■ SET PROBLEM
In full and without alteration, give the listing again.

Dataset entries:
---
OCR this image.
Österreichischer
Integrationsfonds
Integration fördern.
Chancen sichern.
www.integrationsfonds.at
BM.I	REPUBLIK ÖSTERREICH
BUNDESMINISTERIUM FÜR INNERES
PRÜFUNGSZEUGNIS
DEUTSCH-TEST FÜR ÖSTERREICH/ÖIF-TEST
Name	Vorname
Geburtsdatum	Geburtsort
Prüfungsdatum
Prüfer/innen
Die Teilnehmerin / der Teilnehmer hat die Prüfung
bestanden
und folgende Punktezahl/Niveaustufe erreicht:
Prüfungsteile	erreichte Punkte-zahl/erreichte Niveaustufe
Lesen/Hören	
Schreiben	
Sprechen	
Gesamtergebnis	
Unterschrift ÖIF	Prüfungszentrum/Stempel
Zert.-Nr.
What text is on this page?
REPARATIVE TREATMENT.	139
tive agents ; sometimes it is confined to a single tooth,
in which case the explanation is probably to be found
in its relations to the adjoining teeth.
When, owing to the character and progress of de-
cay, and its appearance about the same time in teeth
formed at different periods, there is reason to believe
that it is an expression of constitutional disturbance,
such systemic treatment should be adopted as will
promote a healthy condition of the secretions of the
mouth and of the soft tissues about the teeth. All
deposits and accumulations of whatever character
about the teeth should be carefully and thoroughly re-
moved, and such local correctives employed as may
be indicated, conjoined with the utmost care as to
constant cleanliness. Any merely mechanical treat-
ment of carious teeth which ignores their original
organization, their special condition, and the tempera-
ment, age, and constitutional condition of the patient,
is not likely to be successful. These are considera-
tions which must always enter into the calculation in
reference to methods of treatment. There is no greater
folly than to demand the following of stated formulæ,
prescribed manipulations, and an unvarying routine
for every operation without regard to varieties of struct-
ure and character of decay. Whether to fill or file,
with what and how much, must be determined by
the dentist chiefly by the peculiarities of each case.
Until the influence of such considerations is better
---
■ RESULT OF THE EXERCISE
OCR this image.
Österreichischer
Integrationsfonds
Integration fördern.
Chancen sichern.
www.integrationsfonds.at
BM.I	REPUBLIK ÖSTERREICH
BUNDESMINISTERIUM FÜR INNERES
PRÜFUNGSZEUGNIS
DEUTSCH-TEST FÜR ÖSTERREICH/ÖIF-TEST
Name	Vorname
Geburtsdatum	Geburtsort
Prüfungsdatum
Prüfer/innen
Die Teilnehmerin / der Teilnehmer hat die Prüfung
bestanden
und folgende Punktezahl/Niveaustufe erreicht:
Prüfungsteile	erreichte Punkte-zahl/erreichte Niveaustufe
Lesen/Hören	
Schreiben	
Sprechen	
Gesamtergebnis	
Unterschrift ÖIF	Prüfungszentrum/Stempel
Zert.-Nr.
What text is on this page?
REPARATIVE TREATMENT.	139
tive agents ; sometimes it is confined to a single tooth,
in which case the explanation is probably to be found
in its relations to the adjoining teeth.
When, owing to the character and progress of de-
cay, and its appearance about the same time in teeth
formed at different periods, there is reason to believe
that it is an expression of constitutional disturbance,
such systemic treatment should be adopted as will
promote a healthy condition of the secretions of the
mouth and of the soft tissues about the teeth. All
deposits and accumulations of whatever character
about the teeth should be carefully and thoroughly re-
moved, and such local correctives employed as may
be indicated, conjoined with the utmost care as to
constant cleanliness. Any merely mechanical treat-
ment of carious teeth which ignores their original
organization, their special condition, and the tempera-
ment, age, and constitutional condition of the patient,
is not likely to be successful. These are considera-
tions which must always enter into the calculation in
reference to methods of treatment. There is no greater
folly than to demand the following of stated formulæ,
prescribed manipulations, and an unvarying routine
for every operation without regard to varieties of struct-
ure and character of decay. Whether to fill or file,
with what and how much, must be determined by
the dentist chiefly by the peculiarities of each case.
Until the influence of such considerations is better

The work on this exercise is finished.